━━ Dataset entries
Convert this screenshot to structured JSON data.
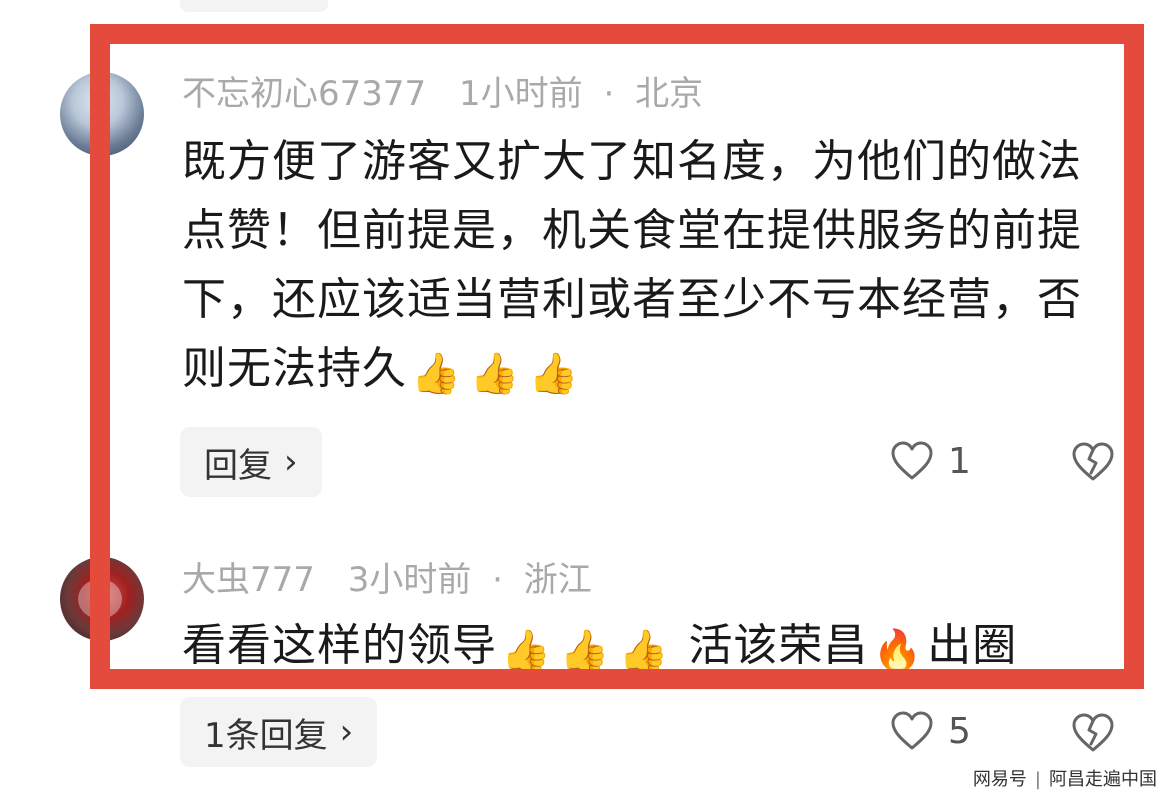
{
  "comments": [
    {
      "username": "不忘初心67377",
      "time": "1小时前",
      "location": "北京",
      "text": "既方便了游客又扩大了知名度，为他们的做法点赞！但前提是，机关食堂在提供服务的前提下，还应该适当营利或者至少不亏本经营，否则无法持久",
      "emojis": [
        "👍",
        "👍",
        "👍"
      ],
      "reply_label": "回复",
      "likes": "1"
    },
    {
      "username": "大虫777",
      "time": "3小时前",
      "location": "浙江",
      "text_part1": "看看这样的领导",
      "text_part2": "活该荣昌",
      "text_part3": "出圈",
      "emojis": [
        "👍",
        "👍",
        "👍"
      ],
      "fire_emoji": "🔥",
      "reply_label": "1条回复",
      "likes": "5"
    }
  ],
  "separator": "·",
  "chevron": "›",
  "watermark": {
    "left": "网易号",
    "right": "阿昌走遍中国"
  },
  "colors": {
    "highlight": "#e54b3c",
    "meta_text": "#a9a9a9",
    "button_bg": "#f3f3f3"
  }
}
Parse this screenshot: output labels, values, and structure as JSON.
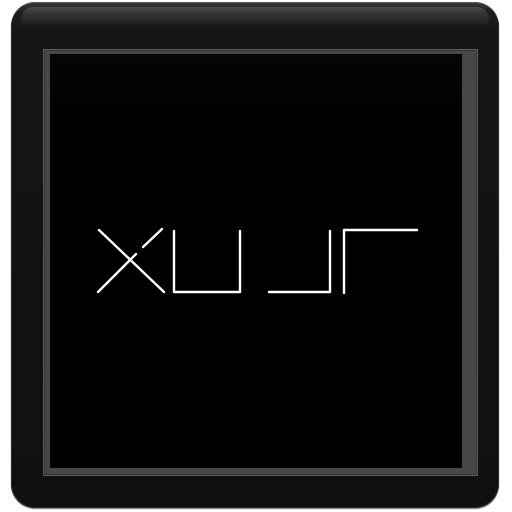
{
  "watch_face": {
    "logo_text": "XULI",
    "logo_color": "#ffffff",
    "screen_color": "#000000",
    "frame_color": "#171717"
  }
}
━━━━
● Request: Search the entries for the word "this", then list each line that holds it.

● Reply:
Convert this screenshot to structured JSON data.
Parse this screenshot: output labels, values, and structure as JSON.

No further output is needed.